### DIRECTION
Please repeat all of the listing exactly.

### SUPPLIED RECORDS
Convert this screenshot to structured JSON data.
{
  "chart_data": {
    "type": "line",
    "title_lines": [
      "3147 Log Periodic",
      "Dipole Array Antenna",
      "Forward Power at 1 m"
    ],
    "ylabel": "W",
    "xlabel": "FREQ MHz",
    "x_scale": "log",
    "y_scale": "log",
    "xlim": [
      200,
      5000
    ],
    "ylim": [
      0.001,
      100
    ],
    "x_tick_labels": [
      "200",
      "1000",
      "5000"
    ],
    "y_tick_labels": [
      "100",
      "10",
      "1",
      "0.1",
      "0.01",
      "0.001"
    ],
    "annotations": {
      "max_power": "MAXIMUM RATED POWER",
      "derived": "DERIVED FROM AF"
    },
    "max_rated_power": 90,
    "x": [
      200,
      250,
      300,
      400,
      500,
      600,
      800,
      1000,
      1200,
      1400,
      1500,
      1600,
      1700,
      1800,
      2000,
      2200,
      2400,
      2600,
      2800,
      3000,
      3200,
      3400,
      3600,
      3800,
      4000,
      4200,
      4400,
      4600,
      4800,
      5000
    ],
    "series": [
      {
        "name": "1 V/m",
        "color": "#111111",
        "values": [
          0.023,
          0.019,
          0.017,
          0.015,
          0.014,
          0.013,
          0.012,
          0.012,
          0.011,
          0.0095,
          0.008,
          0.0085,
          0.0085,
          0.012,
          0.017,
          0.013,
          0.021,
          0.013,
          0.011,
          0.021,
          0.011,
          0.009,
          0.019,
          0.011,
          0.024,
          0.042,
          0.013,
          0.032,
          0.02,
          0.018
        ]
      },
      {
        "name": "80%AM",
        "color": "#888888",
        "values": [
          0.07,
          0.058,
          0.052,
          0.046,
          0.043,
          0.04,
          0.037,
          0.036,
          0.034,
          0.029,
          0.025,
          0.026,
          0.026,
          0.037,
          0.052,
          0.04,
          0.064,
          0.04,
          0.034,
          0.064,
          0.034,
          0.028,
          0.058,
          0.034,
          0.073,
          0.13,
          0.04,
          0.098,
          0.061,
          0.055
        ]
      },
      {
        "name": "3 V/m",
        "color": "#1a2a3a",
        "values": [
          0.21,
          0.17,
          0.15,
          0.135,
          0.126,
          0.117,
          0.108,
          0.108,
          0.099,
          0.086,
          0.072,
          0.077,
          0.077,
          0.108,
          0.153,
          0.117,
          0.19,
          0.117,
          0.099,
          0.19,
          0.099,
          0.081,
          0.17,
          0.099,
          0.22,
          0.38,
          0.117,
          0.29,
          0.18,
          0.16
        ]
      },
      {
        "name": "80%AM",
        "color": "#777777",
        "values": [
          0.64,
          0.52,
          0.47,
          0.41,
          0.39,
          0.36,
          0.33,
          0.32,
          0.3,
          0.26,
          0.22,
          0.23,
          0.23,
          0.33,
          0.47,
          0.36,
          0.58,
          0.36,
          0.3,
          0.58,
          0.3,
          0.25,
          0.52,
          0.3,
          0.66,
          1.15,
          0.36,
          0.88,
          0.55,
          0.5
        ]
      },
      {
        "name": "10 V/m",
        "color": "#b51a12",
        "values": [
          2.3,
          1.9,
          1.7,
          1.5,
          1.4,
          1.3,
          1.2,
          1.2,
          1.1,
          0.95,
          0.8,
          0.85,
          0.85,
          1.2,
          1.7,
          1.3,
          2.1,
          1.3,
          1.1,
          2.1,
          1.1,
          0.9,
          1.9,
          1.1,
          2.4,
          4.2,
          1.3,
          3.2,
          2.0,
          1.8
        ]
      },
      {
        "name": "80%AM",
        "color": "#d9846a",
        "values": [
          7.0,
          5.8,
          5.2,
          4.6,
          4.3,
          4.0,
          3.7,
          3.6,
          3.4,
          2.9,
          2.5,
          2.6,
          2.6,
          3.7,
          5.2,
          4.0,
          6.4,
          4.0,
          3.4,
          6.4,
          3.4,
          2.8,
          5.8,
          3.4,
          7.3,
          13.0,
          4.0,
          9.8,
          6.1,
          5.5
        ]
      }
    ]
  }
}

### FULL SOLUTION
Convert this screenshot to structured JSON data.
{
  "chart_data": {
    "type": "line",
    "title_lines": [
      "3147 Log Periodic",
      "Dipole Array Antenna",
      "Forward Power at 1 m"
    ],
    "ylabel": "W",
    "xlabel": "FREQ MHz",
    "x_scale": "log",
    "y_scale": "log",
    "xlim": [
      200,
      5000
    ],
    "ylim": [
      0.001,
      100
    ],
    "x_tick_labels": [
      "200",
      "1000",
      "5000"
    ],
    "y_tick_labels": [
      "100",
      "10",
      "1",
      "0.1",
      "0.01",
      "0.001"
    ],
    "annotations": {
      "max_power": "MAXIMUM RATED POWER",
      "derived": "DERIVED FROM AF"
    },
    "max_rated_power": 90,
    "x": [
      200,
      250,
      300,
      400,
      500,
      600,
      800,
      1000,
      1200,
      1400,
      1500,
      1600,
      1700,
      1800,
      2000,
      2200,
      2400,
      2600,
      2800,
      3000,
      3200,
      3400,
      3600,
      3800,
      4000,
      4200,
      4400,
      4600,
      4800,
      5000
    ],
    "series": [
      {
        "name": "1 V/m",
        "color": "#111111",
        "values": [
          0.023,
          0.019,
          0.017,
          0.015,
          0.014,
          0.013,
          0.012,
          0.012,
          0.011,
          0.0095,
          0.008,
          0.0085,
          0.0085,
          0.012,
          0.017,
          0.013,
          0.021,
          0.013,
          0.011,
          0.021,
          0.011,
          0.009,
          0.019,
          0.011,
          0.024,
          0.042,
          0.013,
          0.032,
          0.02,
          0.018
        ]
      },
      {
        "name": "80%AM",
        "color": "#888888",
        "values": [
          0.07,
          0.058,
          0.052,
          0.046,
          0.043,
          0.04,
          0.037,
          0.036,
          0.034,
          0.029,
          0.025,
          0.026,
          0.026,
          0.037,
          0.052,
          0.04,
          0.064,
          0.04,
          0.034,
          0.064,
          0.034,
          0.028,
          0.058,
          0.034,
          0.073,
          0.13,
          0.04,
          0.098,
          0.061,
          0.055
        ]
      },
      {
        "name": "3 V/m",
        "color": "#1a2a3a",
        "values": [
          0.21,
          0.17,
          0.15,
          0.135,
          0.126,
          0.117,
          0.108,
          0.108,
          0.099,
          0.086,
          0.072,
          0.077,
          0.077,
          0.108,
          0.153,
          0.117,
          0.19,
          0.117,
          0.099,
          0.19,
          0.099,
          0.081,
          0.17,
          0.099,
          0.22,
          0.38,
          0.117,
          0.29,
          0.18,
          0.16
        ]
      },
      {
        "name": "80%AM",
        "color": "#777777",
        "values": [
          0.64,
          0.52,
          0.47,
          0.41,
          0.39,
          0.36,
          0.33,
          0.32,
          0.3,
          0.26,
          0.22,
          0.23,
          0.23,
          0.33,
          0.47,
          0.36,
          0.58,
          0.36,
          0.3,
          0.58,
          0.3,
          0.25,
          0.52,
          0.3,
          0.66,
          1.15,
          0.36,
          0.88,
          0.55,
          0.5
        ]
      },
      {
        "name": "10 V/m",
        "color": "#b51a12",
        "values": [
          2.3,
          1.9,
          1.7,
          1.5,
          1.4,
          1.3,
          1.2,
          1.2,
          1.1,
          0.95,
          0.8,
          0.85,
          0.85,
          1.2,
          1.7,
          1.3,
          2.1,
          1.3,
          1.1,
          2.1,
          1.1,
          0.9,
          1.9,
          1.1,
          2.4,
          4.2,
          1.3,
          3.2,
          2.0,
          1.8
        ]
      },
      {
        "name": "80%AM",
        "color": "#d9846a",
        "values": [
          7.0,
          5.8,
          5.2,
          4.6,
          4.3,
          4.0,
          3.7,
          3.6,
          3.4,
          2.9,
          2.5,
          2.6,
          2.6,
          3.7,
          5.2,
          4.0,
          6.4,
          4.0,
          3.4,
          6.4,
          3.4,
          2.8,
          5.8,
          3.4,
          7.3,
          13.0,
          4.0,
          9.8,
          6.1,
          5.5
        ]
      }
    ]
  }
}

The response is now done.